Tigerair Mandala suspension begins needed consolidation to Indonesian & Southeast Asian LCC sectors


Tigerair Mandala has announced it is suspending operations from 1-Jul-2014, bringing to a close Singapore-based Tigerair Group's highly unprofitable foray into other Southeast Asian markets. Tigerair is now turning its focus to its original Singapore operation, which has a stronger position and outlook but also faces short-term challenges.

Tigerair Mandala has struggled since its Apr-2012 launch and had a weak outlook given its small size and lack of scale. Mandala's demise was inevitable after its two main investors decided against recapitalising the carrier and failed to find a buyer.

Mandala was by far the smallest of Indonesia's four low-cost players. It becomes the fourth Indonesian carrier but the first Indonesian LCC to suspend operations since the beginning of 2013.

  • Tigerair Mandala, a subsidiary of Tigerair Group, is suspending operations from 1-Jul-2014 due to financial struggles and lack of investor support.
  • Mandala was the smallest of Indonesia's four low-cost carriers and had been struggling since its launch in 2012.
  • This is the second suspension for Mandala, with the carrier previously suspending operations in 2011 due to financial difficulties.
  • Tigerair Mandala's closure leaves the Lion, Garuda, Sriwijaya, and AirAsia groups as the dominant players in the Indonesian market.

SUPPLIED RECORDS:
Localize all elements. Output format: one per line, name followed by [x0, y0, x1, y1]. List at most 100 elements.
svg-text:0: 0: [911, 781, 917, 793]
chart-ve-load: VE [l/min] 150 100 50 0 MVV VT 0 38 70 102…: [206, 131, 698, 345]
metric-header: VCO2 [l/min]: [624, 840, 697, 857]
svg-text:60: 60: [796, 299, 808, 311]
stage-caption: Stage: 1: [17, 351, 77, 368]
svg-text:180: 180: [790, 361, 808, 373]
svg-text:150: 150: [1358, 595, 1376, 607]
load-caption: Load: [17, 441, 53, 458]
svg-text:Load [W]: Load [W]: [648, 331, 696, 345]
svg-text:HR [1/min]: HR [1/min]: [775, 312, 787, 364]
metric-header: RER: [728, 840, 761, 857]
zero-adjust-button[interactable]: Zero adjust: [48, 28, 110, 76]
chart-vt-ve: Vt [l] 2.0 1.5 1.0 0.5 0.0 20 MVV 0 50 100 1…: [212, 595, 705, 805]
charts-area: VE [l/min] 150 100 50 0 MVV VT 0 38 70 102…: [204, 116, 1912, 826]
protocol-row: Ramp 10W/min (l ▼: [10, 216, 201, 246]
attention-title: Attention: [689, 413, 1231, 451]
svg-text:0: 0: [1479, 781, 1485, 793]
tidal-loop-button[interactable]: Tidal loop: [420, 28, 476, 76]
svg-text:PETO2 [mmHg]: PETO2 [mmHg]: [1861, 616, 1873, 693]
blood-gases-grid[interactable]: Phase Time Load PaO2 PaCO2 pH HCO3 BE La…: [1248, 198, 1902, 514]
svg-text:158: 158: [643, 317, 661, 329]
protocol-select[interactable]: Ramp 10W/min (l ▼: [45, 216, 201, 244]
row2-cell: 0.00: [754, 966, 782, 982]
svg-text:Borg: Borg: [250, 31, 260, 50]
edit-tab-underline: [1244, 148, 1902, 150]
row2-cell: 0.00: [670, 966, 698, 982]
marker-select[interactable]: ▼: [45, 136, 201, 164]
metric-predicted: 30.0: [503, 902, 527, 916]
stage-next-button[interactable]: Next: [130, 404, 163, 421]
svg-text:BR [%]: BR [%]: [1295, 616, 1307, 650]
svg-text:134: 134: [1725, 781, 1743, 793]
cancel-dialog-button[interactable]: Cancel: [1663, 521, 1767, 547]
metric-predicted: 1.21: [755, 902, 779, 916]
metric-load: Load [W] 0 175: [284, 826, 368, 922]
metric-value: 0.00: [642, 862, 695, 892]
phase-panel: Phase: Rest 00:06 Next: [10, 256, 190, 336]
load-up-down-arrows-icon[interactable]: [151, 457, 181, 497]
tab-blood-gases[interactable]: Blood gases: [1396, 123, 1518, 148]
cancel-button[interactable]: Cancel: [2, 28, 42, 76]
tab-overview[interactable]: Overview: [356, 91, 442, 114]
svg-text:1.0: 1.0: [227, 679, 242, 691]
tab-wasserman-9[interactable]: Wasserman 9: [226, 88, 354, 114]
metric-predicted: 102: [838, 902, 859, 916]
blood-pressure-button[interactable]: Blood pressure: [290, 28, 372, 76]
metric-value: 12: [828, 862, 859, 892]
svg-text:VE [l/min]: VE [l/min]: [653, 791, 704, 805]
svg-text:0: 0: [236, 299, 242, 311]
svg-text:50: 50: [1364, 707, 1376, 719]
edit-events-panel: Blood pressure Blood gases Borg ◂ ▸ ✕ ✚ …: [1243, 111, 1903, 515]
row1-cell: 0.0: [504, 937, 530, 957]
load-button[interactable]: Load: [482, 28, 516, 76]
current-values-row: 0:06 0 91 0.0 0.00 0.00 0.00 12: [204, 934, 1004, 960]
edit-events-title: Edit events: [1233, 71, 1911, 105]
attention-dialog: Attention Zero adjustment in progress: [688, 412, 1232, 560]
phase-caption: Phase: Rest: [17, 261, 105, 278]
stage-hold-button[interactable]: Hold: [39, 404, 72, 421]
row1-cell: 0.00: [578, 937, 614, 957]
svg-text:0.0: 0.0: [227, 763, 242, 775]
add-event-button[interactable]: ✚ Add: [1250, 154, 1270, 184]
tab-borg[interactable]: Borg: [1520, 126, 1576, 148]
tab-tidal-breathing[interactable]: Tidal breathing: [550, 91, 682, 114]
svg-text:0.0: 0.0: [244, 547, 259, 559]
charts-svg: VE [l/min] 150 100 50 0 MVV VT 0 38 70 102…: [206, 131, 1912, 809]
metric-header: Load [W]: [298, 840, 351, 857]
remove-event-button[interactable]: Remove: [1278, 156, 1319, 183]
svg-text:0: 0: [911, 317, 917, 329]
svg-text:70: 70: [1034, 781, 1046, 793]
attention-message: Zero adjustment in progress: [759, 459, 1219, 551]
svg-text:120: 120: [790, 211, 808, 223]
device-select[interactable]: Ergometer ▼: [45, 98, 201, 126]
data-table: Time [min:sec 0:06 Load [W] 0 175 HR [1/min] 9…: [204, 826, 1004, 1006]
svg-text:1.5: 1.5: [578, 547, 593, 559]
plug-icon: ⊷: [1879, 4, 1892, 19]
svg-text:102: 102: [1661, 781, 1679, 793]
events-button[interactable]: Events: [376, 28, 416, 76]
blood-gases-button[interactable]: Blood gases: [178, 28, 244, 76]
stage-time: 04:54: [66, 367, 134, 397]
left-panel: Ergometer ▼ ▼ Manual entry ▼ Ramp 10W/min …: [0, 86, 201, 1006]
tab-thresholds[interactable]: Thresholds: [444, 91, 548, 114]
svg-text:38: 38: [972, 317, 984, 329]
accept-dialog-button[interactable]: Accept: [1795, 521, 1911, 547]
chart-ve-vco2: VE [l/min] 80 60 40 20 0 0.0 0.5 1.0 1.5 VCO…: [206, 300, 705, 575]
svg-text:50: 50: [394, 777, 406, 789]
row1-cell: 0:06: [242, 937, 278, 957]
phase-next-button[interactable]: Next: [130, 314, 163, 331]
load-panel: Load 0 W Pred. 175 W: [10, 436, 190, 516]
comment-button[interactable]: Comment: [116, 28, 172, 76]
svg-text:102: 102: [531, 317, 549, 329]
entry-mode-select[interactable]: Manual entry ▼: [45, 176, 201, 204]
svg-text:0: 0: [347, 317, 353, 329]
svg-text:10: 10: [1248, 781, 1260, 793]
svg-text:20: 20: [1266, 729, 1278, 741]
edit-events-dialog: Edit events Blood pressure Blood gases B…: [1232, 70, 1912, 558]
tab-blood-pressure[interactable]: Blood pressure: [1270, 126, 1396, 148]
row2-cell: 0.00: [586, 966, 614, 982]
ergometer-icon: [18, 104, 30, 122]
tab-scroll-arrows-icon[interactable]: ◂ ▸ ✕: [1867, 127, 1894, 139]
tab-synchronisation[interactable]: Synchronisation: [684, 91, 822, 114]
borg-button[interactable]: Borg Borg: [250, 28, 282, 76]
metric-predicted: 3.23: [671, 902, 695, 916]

WHAT IS ASKED:
Write out the stretch of the Tigerair Mandala article from "Mandala was by" through "the Indonesian market.", switching "suspending operations" to "halting flights". The records have nothing to do with the Tigerair Mandala article.

SOLUTION FOR THIS PROBLEM:
Mandala was by far the smallest of Indonesia's four low-cost players. It becomes the fourth Indonesian carrier but the first Indonesian LCC to suspend operations since the beginning of 2013.

  • Tigerair Mandala, a subsidiary of Tigerair Group, is halting flights from 1-Jul-2014 due to financial struggles and lack of investor support.
  • Mandala was the smallest of Indonesia's four low-cost carriers and had been struggling since its launch in 2012.
  • This is the second suspension for Mandala, with the carrier previously halting flights in 2011 due to financial difficulties.
  • Tigerair Mandala's closure leaves the Lion, Garuda, Sriwijaya, and AirAsia groups as the dominant players in the Indonesian market.